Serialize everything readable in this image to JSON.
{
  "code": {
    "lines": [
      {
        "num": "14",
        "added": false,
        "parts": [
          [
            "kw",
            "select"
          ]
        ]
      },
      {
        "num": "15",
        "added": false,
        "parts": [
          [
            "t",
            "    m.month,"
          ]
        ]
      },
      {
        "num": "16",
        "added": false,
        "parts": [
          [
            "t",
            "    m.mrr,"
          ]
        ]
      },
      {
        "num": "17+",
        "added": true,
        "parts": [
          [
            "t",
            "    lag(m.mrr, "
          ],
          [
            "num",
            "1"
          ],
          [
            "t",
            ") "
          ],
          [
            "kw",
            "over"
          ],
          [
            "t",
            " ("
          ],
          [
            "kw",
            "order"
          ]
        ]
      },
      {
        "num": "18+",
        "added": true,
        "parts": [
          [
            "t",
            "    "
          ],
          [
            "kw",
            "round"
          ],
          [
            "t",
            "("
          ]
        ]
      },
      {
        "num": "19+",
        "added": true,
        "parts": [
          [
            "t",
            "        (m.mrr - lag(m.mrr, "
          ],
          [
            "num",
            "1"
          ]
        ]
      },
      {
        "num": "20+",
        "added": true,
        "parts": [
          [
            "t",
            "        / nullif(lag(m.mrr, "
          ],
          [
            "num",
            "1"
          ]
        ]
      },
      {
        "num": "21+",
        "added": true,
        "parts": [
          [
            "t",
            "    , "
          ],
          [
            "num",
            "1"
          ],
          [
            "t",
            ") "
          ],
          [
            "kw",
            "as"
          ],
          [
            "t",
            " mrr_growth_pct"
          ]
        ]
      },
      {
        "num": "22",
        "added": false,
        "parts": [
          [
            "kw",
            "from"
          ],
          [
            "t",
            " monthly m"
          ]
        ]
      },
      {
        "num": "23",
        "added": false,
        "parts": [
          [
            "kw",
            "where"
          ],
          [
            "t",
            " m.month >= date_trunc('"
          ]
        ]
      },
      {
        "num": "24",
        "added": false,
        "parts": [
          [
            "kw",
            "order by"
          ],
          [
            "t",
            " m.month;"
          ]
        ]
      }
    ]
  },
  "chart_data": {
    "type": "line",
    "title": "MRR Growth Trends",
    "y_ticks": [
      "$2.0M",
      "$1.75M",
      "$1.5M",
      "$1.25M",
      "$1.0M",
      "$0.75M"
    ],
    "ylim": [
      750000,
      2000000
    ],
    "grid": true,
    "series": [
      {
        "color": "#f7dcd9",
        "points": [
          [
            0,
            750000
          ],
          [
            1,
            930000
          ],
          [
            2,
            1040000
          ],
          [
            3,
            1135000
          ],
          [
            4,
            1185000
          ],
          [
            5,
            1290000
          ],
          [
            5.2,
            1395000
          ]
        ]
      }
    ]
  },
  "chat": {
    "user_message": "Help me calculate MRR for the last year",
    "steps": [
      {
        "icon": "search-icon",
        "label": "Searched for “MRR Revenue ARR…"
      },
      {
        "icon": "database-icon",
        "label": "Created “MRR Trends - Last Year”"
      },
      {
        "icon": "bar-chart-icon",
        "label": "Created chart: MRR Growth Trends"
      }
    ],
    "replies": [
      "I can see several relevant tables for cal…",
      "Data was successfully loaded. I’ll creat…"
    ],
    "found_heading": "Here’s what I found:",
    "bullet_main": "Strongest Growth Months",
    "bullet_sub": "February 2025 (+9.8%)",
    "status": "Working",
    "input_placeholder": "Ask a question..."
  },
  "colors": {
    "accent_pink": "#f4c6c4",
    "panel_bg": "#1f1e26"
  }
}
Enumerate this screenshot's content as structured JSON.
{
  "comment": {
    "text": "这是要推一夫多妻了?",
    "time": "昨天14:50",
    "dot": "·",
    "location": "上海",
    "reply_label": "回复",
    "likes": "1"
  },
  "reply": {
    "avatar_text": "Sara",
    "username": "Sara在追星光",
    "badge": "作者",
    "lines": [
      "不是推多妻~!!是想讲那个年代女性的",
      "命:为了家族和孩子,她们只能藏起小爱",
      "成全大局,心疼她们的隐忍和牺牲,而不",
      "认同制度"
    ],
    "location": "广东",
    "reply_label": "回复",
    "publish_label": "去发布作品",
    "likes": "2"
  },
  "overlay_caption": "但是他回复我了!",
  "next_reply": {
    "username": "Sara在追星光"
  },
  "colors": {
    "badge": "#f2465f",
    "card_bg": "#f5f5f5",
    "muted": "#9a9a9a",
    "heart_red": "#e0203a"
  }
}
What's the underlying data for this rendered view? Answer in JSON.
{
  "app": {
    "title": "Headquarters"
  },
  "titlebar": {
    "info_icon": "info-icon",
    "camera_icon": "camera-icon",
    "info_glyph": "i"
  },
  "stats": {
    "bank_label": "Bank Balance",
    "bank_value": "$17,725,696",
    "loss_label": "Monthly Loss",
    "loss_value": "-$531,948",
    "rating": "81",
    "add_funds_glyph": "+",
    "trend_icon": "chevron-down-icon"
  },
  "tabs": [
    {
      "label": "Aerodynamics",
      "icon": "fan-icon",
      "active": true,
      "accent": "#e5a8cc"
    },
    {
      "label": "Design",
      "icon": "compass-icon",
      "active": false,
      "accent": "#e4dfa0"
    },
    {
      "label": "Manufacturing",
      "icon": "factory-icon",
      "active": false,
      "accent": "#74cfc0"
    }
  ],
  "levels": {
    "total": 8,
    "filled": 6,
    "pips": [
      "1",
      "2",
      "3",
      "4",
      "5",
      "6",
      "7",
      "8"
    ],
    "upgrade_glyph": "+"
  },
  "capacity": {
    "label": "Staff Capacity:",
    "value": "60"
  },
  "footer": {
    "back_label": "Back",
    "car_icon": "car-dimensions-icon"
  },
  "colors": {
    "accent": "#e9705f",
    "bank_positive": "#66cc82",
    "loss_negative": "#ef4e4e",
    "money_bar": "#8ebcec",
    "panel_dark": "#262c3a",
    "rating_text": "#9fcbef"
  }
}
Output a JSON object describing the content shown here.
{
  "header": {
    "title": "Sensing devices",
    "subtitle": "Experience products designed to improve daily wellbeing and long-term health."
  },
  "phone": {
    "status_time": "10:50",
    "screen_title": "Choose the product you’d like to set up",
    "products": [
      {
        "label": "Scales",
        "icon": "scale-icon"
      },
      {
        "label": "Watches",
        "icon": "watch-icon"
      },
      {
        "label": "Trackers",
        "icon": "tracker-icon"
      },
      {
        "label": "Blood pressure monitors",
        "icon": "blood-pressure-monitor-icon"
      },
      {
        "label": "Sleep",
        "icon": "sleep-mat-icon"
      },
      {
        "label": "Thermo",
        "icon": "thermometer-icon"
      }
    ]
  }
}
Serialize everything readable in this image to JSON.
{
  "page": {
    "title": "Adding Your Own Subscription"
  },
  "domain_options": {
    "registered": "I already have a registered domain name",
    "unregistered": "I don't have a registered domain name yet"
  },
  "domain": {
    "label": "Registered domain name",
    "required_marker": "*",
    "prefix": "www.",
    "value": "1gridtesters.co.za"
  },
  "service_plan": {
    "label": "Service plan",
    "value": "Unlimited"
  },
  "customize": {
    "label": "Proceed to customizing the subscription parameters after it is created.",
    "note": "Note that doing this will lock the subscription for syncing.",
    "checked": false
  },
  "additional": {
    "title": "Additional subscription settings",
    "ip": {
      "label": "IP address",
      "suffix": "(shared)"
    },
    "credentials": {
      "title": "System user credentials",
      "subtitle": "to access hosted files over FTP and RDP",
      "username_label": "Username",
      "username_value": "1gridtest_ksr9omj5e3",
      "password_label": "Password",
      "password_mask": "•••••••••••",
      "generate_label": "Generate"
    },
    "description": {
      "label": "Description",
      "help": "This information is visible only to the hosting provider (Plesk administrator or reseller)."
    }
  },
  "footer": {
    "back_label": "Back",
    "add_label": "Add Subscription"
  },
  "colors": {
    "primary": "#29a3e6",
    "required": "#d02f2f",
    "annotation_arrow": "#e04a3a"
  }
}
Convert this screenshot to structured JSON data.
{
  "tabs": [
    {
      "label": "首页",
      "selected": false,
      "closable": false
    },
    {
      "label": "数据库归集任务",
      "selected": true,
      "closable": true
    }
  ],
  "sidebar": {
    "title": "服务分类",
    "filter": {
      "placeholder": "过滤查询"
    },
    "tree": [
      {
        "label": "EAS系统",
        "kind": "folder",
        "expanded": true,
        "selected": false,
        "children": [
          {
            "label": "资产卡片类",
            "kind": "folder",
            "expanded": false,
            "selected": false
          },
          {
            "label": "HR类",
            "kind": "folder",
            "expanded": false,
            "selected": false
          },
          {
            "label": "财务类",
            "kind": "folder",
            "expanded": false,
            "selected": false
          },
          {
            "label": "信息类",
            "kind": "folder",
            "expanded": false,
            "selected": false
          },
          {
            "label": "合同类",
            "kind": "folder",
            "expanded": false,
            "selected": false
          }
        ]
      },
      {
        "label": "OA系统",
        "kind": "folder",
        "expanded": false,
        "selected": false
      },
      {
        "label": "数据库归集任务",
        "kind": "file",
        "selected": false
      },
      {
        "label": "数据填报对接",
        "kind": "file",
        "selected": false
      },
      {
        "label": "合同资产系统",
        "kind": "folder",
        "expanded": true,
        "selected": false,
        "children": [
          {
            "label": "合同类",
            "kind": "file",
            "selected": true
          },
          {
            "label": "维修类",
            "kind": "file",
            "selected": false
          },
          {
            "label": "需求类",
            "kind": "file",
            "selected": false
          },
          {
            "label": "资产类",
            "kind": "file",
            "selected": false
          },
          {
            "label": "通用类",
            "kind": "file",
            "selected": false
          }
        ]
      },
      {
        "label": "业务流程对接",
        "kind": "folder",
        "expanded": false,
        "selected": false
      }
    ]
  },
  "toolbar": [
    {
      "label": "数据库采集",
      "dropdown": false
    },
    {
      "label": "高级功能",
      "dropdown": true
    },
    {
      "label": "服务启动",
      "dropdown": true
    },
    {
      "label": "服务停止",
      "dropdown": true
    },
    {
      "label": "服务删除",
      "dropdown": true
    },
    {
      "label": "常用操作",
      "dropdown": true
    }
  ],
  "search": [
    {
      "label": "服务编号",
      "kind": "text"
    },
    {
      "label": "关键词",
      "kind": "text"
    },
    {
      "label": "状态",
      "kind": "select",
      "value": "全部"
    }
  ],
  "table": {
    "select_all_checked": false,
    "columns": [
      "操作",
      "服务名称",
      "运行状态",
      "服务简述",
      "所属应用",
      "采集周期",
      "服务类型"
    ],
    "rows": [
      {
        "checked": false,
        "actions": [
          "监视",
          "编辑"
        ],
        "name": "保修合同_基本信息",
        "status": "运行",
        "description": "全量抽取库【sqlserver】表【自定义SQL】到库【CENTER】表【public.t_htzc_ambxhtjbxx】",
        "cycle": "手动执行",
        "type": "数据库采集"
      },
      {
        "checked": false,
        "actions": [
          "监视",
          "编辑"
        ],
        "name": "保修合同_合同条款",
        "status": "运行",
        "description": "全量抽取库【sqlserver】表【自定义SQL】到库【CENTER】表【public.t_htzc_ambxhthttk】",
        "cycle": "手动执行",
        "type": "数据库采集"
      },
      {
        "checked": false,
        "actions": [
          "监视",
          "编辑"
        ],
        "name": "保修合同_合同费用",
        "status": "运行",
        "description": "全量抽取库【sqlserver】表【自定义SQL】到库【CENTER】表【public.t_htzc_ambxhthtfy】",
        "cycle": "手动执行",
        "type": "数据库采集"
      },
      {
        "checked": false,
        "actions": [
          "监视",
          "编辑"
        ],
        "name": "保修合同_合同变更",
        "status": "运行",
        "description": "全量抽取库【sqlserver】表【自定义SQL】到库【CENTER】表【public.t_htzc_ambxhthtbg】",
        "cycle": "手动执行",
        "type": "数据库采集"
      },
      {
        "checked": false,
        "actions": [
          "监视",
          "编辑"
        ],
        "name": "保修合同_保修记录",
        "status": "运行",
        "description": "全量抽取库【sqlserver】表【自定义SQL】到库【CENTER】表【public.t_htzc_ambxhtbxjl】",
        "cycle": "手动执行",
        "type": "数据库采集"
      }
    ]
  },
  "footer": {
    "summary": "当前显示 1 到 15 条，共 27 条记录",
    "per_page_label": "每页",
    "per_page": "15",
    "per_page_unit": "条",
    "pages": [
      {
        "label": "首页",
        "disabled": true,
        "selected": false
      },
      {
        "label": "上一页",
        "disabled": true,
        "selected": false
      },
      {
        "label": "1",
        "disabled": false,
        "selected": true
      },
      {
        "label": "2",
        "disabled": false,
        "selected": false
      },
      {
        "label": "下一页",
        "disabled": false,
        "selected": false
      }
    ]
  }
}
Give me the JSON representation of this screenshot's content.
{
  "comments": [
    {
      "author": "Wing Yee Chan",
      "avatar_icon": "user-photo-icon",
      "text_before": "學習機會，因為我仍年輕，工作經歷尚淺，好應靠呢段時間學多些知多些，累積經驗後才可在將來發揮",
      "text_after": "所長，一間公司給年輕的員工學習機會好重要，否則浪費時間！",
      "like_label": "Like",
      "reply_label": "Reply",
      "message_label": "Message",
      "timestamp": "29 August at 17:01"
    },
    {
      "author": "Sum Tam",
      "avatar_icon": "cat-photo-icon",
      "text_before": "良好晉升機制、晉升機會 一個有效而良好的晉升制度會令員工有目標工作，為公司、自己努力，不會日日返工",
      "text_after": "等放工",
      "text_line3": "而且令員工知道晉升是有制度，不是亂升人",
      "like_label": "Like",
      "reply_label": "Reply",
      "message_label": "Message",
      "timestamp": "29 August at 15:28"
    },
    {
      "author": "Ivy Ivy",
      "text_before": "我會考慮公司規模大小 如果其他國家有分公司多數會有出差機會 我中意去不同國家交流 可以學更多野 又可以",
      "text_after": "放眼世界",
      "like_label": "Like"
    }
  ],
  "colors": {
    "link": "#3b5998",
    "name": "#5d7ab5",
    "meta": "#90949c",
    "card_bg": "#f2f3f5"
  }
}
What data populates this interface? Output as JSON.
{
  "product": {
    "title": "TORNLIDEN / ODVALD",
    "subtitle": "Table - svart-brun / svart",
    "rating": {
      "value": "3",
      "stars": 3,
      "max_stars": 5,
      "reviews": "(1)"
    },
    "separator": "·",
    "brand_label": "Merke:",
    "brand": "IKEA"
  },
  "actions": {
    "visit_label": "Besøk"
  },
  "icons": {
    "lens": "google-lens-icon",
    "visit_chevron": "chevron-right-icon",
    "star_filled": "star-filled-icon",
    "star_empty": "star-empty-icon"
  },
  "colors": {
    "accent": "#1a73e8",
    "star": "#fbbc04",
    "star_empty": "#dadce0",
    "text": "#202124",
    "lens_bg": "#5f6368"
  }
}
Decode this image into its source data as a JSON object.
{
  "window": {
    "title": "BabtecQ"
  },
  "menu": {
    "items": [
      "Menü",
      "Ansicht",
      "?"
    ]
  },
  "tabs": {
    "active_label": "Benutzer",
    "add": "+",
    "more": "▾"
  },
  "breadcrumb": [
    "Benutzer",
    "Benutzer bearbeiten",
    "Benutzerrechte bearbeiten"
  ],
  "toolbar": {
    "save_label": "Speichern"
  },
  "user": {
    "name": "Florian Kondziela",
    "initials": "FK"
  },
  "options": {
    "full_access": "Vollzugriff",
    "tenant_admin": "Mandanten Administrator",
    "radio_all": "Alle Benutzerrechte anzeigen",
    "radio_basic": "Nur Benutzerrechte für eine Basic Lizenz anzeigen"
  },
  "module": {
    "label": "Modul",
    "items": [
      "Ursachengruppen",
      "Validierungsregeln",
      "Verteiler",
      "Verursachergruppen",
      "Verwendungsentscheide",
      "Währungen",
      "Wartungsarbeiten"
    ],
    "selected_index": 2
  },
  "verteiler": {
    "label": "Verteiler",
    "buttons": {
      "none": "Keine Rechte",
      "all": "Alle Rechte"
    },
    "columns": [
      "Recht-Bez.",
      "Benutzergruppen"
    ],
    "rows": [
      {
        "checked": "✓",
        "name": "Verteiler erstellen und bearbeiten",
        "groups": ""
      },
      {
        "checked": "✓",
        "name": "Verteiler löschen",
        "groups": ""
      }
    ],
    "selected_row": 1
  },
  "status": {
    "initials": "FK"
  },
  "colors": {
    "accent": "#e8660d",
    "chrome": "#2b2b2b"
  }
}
——
Search the records for the word "subtitle" and copy every line where it occurs.

    "subtitle": "Experience products designed to improve daily wellbeing and long-term health."
      "subtitle": "to access hosted files over FTP and RDP",
    "subtitle": "Table - svart-brun / svart",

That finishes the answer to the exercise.